Entries from a visual dataset:
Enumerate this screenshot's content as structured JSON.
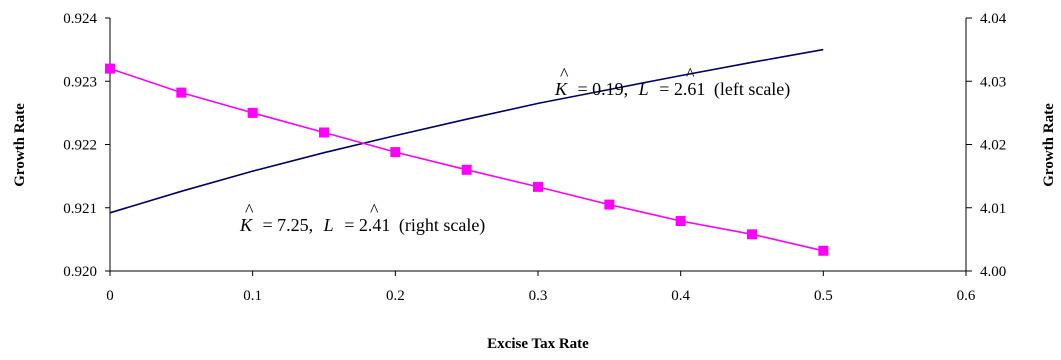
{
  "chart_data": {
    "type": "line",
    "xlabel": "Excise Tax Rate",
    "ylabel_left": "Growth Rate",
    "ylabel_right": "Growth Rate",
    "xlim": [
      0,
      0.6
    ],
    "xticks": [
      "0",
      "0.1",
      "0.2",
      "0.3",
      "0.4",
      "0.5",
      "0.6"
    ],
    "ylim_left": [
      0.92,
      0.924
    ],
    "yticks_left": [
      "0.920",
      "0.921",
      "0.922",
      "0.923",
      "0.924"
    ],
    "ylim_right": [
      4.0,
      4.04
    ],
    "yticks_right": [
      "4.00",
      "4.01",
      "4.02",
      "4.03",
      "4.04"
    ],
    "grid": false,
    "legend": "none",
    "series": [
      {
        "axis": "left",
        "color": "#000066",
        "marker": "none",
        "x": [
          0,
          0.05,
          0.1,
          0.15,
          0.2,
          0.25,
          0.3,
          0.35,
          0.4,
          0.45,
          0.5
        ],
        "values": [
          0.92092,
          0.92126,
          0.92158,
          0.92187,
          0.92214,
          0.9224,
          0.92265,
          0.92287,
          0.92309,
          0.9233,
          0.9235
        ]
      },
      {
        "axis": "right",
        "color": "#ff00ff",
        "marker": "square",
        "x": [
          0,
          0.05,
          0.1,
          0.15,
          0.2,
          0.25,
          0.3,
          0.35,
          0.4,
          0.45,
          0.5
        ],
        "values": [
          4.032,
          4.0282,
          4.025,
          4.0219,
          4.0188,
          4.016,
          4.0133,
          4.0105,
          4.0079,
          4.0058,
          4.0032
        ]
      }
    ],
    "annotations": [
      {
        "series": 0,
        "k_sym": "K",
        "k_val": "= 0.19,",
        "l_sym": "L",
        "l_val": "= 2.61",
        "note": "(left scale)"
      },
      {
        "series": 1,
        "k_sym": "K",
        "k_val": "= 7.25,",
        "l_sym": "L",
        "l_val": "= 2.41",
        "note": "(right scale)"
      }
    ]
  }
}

--

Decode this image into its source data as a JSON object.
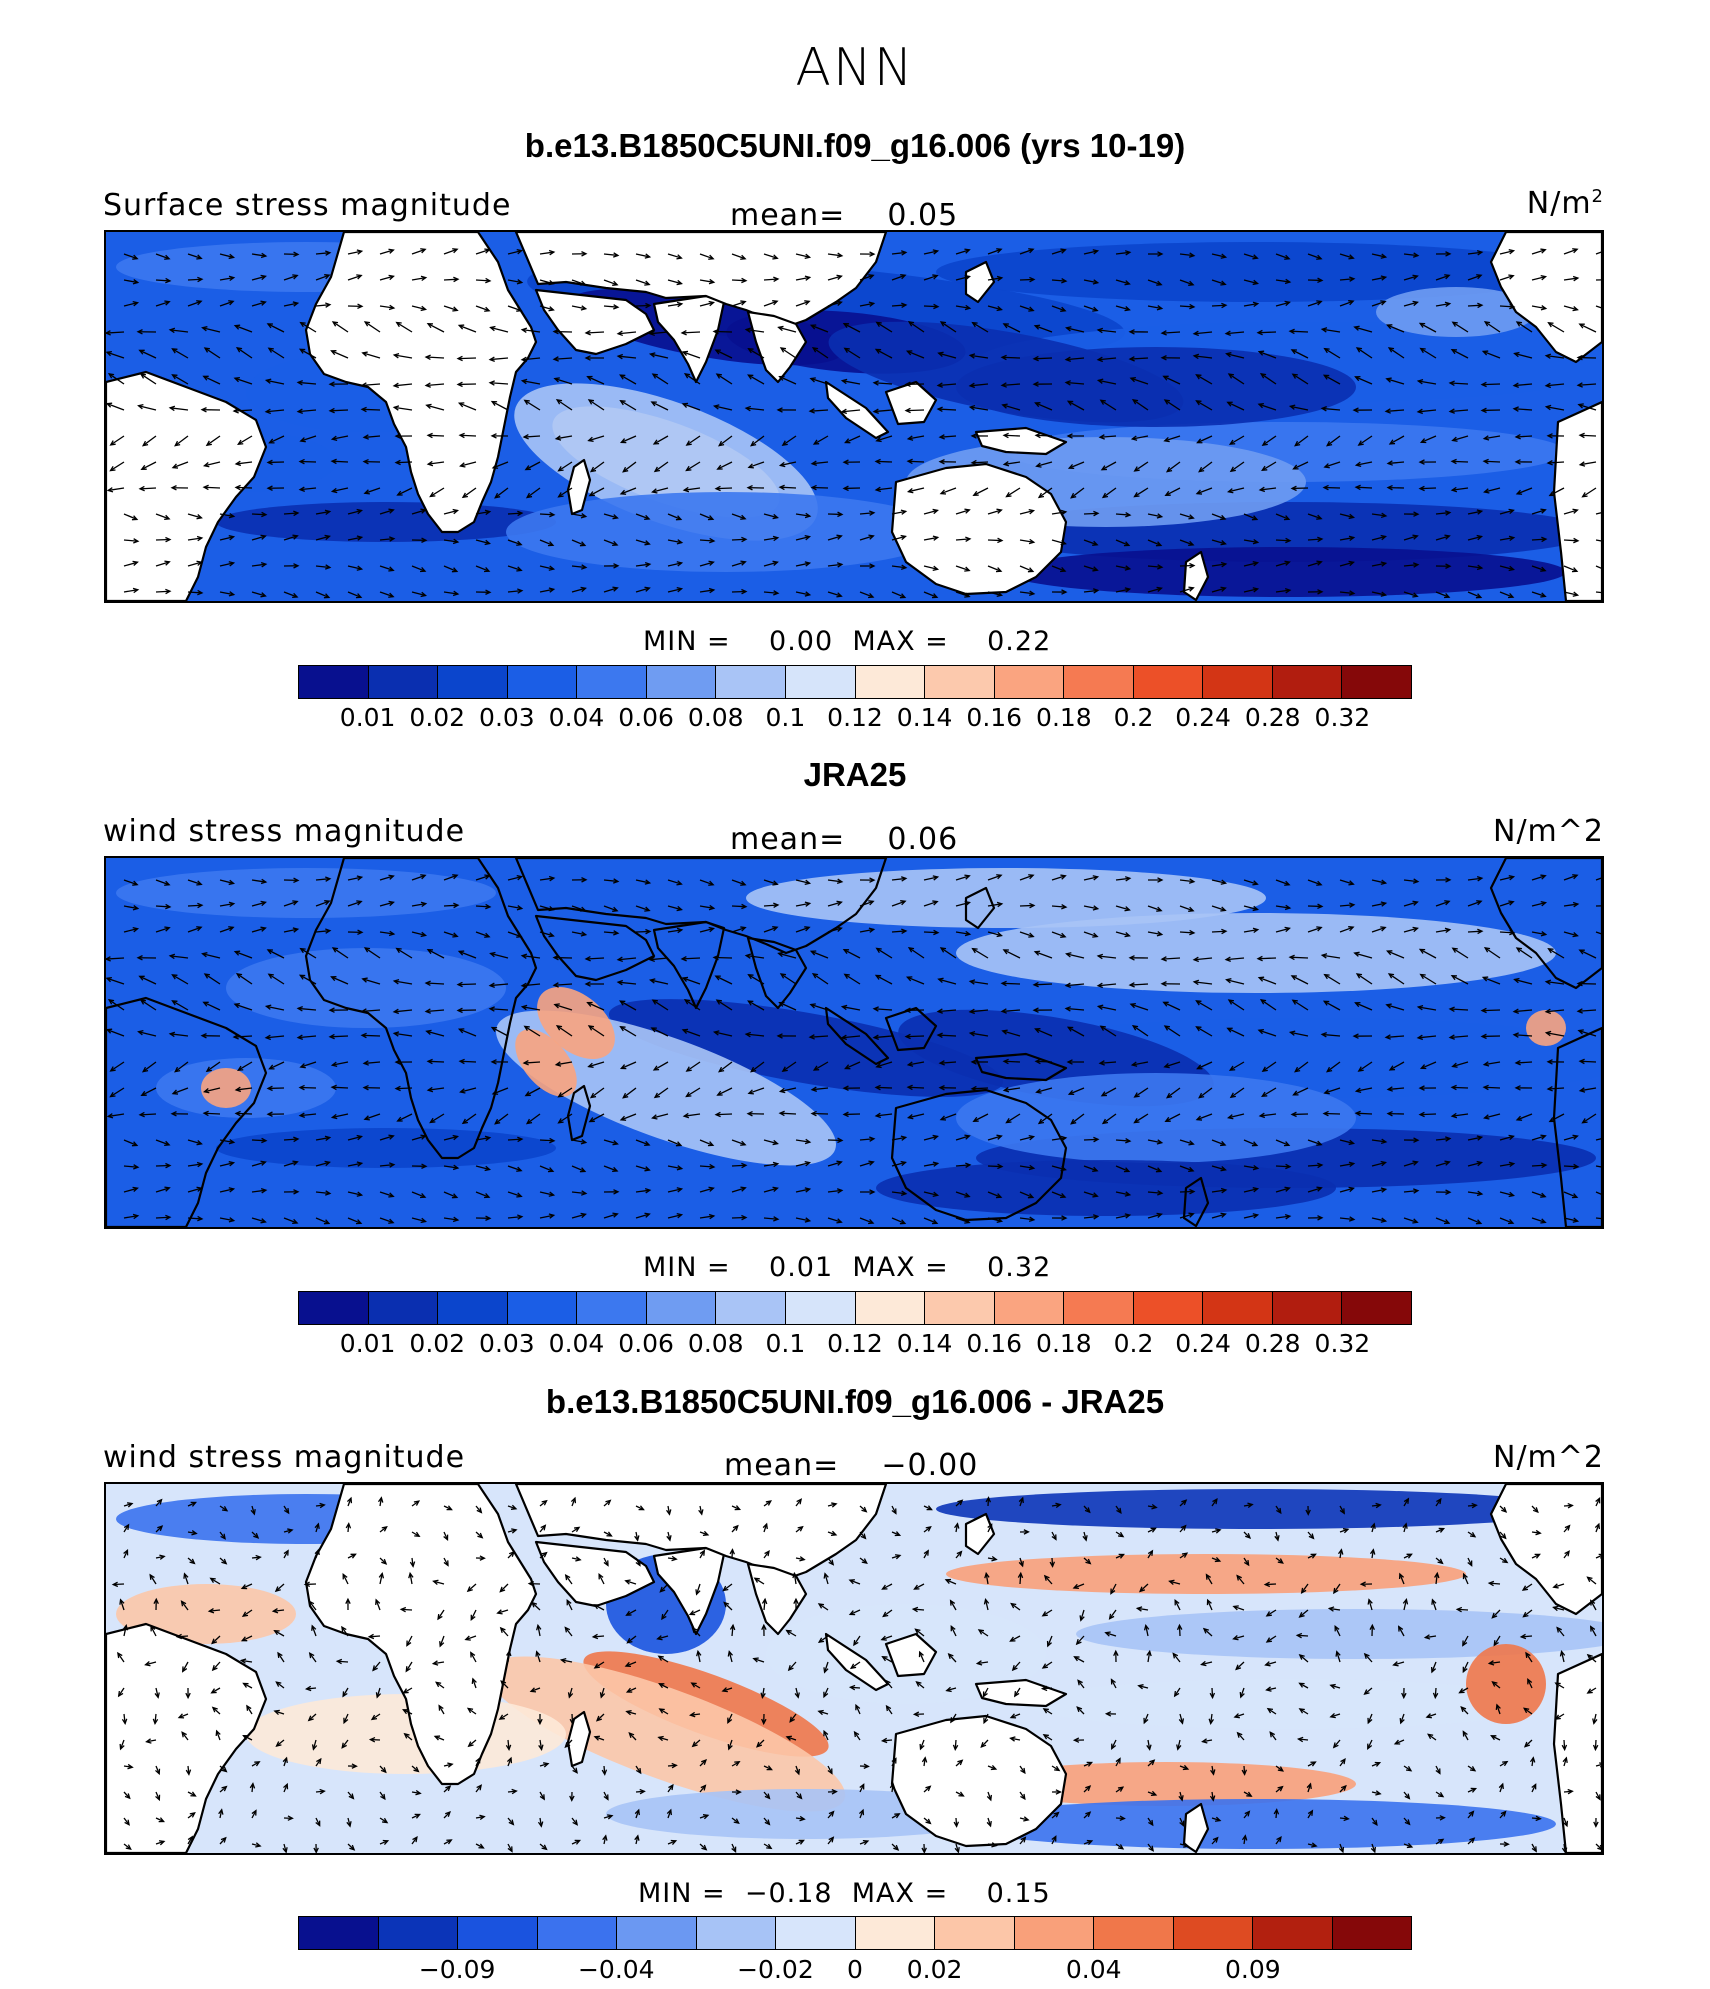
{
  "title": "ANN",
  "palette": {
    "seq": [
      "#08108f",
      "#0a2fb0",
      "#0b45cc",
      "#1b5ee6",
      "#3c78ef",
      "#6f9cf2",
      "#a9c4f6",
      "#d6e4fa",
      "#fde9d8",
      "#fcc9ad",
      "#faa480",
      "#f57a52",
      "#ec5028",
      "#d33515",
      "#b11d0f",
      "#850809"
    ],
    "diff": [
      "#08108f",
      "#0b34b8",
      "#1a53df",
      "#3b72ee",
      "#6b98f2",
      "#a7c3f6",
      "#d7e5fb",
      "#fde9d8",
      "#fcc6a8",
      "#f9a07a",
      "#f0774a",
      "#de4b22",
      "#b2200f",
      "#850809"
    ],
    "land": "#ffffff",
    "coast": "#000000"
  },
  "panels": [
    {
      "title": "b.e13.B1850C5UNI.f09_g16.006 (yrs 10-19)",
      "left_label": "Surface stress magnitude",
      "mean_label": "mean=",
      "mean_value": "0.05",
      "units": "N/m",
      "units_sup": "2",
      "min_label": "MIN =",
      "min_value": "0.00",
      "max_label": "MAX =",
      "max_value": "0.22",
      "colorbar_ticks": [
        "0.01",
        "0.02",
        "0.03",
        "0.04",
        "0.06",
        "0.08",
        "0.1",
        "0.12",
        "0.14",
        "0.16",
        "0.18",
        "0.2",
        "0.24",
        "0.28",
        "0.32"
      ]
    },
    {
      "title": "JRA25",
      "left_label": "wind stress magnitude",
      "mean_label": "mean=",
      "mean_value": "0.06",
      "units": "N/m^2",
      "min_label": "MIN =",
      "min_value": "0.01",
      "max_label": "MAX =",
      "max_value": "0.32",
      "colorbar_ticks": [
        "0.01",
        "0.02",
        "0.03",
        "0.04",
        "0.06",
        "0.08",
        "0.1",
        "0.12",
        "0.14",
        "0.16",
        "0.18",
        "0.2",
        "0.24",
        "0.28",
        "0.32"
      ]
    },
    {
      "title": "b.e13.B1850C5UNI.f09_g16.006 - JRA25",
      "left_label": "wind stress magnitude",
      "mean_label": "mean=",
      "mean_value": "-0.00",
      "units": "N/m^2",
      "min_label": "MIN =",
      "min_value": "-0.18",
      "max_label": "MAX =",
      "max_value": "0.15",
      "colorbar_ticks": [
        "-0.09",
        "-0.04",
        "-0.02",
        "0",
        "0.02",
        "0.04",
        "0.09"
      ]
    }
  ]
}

Requirement: Find each line holding "this". Copy it out.

Task result:
Enumerate this screenshot's content as structured JSON.
Decode this image into its source data as a JSON object.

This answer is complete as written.